Each entry that follows is to be retyped exactly. Pictures do not belong in the copy.

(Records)
|---|

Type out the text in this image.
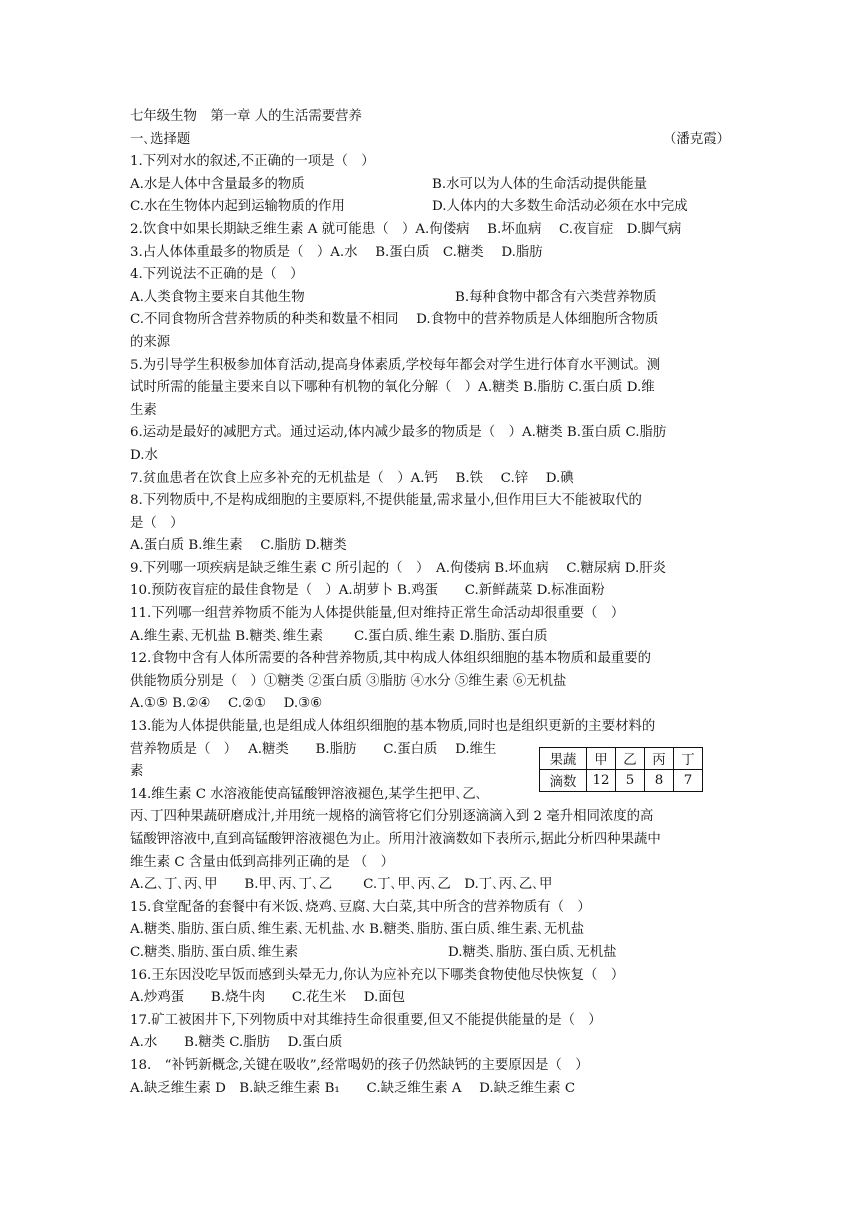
七年级生物　第一章 人的生活需要营养
一､选择题	（潘克霞）
1.下列对水的叙述,不正确的一项是（　）
A.水是人体中含量最多的物质	B.水可以为人体的生命活动提供能量
C.水在生物体内起到运输物质的作用	D.人体内的大多数生命活动必须在水中完成
2.饮食中如果长期缺乏维生素 A 就可能患（　）A.佝偻病　 B.坏血病　 C.夜盲症　D.脚气病
3.占人体体重最多的物质是（　）A.水　 B.蛋白质　C.糖类　 D.脂肪
4.下列说法不正确的是（　）
A.人类食物主要来自其他生物	B.每种食物中都含有六类营养物质
C.不同食物所含营养物质的种类和数量不相同　 D.食物中的营养物质是人体细胞所含物质
的来源
5.为引导学生积极参加体育活动,提高身体素质,学校每年都会对学生进行体育水平测试。测
试时所需的能量主要来自以下哪种有机物的氧化分解（　）A.糖类 B.脂肪 C.蛋白质 D.维
生素
6.运动是最好的减肥方式。通过运动,体内减少最多的物质是（　）A.糖类 B.蛋白质 C.脂肪
D.水
7.贫血患者在饮食上应多补充的无机盐是（　）A.钙　 B.铁　 C.锌　 D.碘
8.下列物质中,不是构成细胞的主要原料,不提供能量,需求量小,但作用巨大不能被取代的
是（　）
A.蛋白质 B.维生素　 C.脂肪 D.糖类
9.下列哪一项疾病是缺乏维生素 C 所引起的（　）　A.佝偻病 B.坏血病　 C.糖尿病 D.肝炎
10.预防夜盲症的最佳食物是（　）A.胡萝卜 B.鸡蛋　　C.新鲜蔬菜 D.标准面粉
11.下列哪一组营养物质不能为人体提供能量,但对维持正常生命活动却很重要（　）
A.维生素､无机盐 B.糖类､维生素　　 C.蛋白质､维生素 D.脂肪､蛋白质
12.食物中含有人体所需要的各种营养物质,其中构成人体组织细胞的基本物质和最重要的
供能物质分别是（　）①糖类 ②蛋白质 ③脂肪 ④水分 ⑤维生素 ⑥无机盐
A.①⑤ B.②④　 C.②①　 D.③⑥
13.能为人体提供能量,也是组成人体组织细胞的基本物质,同时也是组织更新的主要材料的
营养物质是（　）　 A.糖类　　B.脂肪　　C.蛋白质　 D.维生
素
14.维生素 C 水溶液能使高锰酸钾溶液褪色,某学生把甲､乙､
丙､丁四种果蔬研磨成汁,并用统一规格的滴管将它们分别逐滴滴入到 2 毫升相同浓度的高
锰酸钾溶液中,直到高锰酸钾溶液褪色为止。所用汁液滴数如下表所示,据此分析四种果蔬中
维生素 C 含量由低到高排列正确的是 （　）
A.乙､丁､丙､甲　　B.甲､丙､丁､乙　　 C.丁､甲､丙､乙　D.丁､丙､乙､甲
15.食堂配备的套餐中有米饭､烧鸡､豆腐､大白菜,其中所含的营养物质有（　）
A.糖类､脂肪､蛋白质､维生素､无机盐､水 B.糖类､脂肪､蛋白质､维生素､无机盐
C.糖类､脂肪､蛋白质､维生素	D.糖类､脂肪､蛋白质､无机盐
16.王东因没吃早饭而感到头晕无力,你认为应补充以下哪类食物使他尽快恢复（　）
A.炒鸡蛋　　B.烧牛肉　　C.花生米　 D.面包
17.矿工被困井下,下列物质中对其维持生命很重要,但又不能提供能量的是（　）
A.水　　B.糖类 C.脂肪　 D.蛋白质
18.　“补钙新概念,关键在吸收”,经常喝奶的孩子仍然缺钙的主要原因是（　）
A.缺乏维生素 D　B.缺乏维生素 B₁　　C.缺乏维生素 A　 D.缺乏维生素 C
果蔬	甲	乙	丙	丁
滴数	12	5	8	7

|---|

## Reply
Type out the text in this image.
七年级生物　第一章 人的生活需要营养
一､选择题	（潘克霞）
1.下列对水的叙述,不正确的一项是（　）
A.水是人体中含量最多的物质	B.水可以为人体的生命活动提供能量
C.水在生物体内起到运输物质的作用	D.人体内的大多数生命活动必须在水中完成
2.饮食中如果长期缺乏维生素 A 就可能患（　）A.佝偻病　 B.坏血病　 C.夜盲症　D.脚气病
3.占人体体重最多的物质是（　）A.水　 B.蛋白质　C.糖类　 D.脂肪
4.下列说法不正确的是（　）
A.人类食物主要来自其他生物	B.每种食物中都含有六类营养物质
C.不同食物所含营养物质的种类和数量不相同　 D.食物中的营养物质是人体细胞所含物质
的来源
5.为引导学生积极参加体育活动,提高身体素质,学校每年都会对学生进行体育水平测试。测
试时所需的能量主要来自以下哪种有机物的氧化分解（　）A.糖类 B.脂肪 C.蛋白质 D.维
生素
6.运动是最好的减肥方式。通过运动,体内减少最多的物质是（　）A.糖类 B.蛋白质 C.脂肪
D.水
7.贫血患者在饮食上应多补充的无机盐是（　）A.钙　 B.铁　 C.锌　 D.碘
8.下列物质中,不是构成细胞的主要原料,不提供能量,需求量小,但作用巨大不能被取代的
是（　）
A.蛋白质 B.维生素　 C.脂肪 D.糖类
9.下列哪一项疾病是缺乏维生素 C 所引起的（　）　A.佝偻病 B.坏血病　 C.糖尿病 D.肝炎
10.预防夜盲症的最佳食物是（　）A.胡萝卜 B.鸡蛋　　C.新鲜蔬菜 D.标准面粉
11.下列哪一组营养物质不能为人体提供能量,但对维持正常生命活动却很重要（　）
A.维生素､无机盐 B.糖类､维生素　　 C.蛋白质､维生素 D.脂肪､蛋白质
12.食物中含有人体所需要的各种营养物质,其中构成人体组织细胞的基本物质和最重要的
供能物质分别是（　）①糖类 ②蛋白质 ③脂肪 ④水分 ⑤维生素 ⑥无机盐
A.①⑤ B.②④　 C.②①　 D.③⑥
13.能为人体提供能量,也是组成人体组织细胞的基本物质,同时也是组织更新的主要材料的
营养物质是（　）　 A.糖类　　B.脂肪　　C.蛋白质　 D.维生
素
14.维生素 C 水溶液能使高锰酸钾溶液褪色,某学生把甲､乙､
丙､丁四种果蔬研磨成汁,并用统一规格的滴管将它们分别逐滴滴入到 2 毫升相同浓度的高
锰酸钾溶液中,直到高锰酸钾溶液褪色为止。所用汁液滴数如下表所示,据此分析四种果蔬中
维生素 C 含量由低到高排列正确的是 （　）
A.乙､丁､丙､甲　　B.甲､丙､丁､乙　　 C.丁､甲､丙､乙　D.丁､丙､乙､甲
15.食堂配备的套餐中有米饭､烧鸡､豆腐､大白菜,其中所含的营养物质有（　）
A.糖类､脂肪､蛋白质､维生素､无机盐､水 B.糖类､脂肪､蛋白质､维生素､无机盐
C.糖类､脂肪､蛋白质､维生素	D.糖类､脂肪､蛋白质､无机盐
16.王东因没吃早饭而感到头晕无力,你认为应补充以下哪类食物使他尽快恢复（　）
A.炒鸡蛋　　B.烧牛肉　　C.花生米　 D.面包
17.矿工被困井下,下列物质中对其维持生命很重要,但又不能提供能量的是（　）
A.水　　B.糖类 C.脂肪　 D.蛋白质
18.　“补钙新概念,关键在吸收”,经常喝奶的孩子仍然缺钙的主要原因是（　）
A.缺乏维生素 D　B.缺乏维生素 B₁　　C.缺乏维生素 A　 D.缺乏维生素 C
果蔬	甲	乙	丙	丁
滴数	12	5	8	7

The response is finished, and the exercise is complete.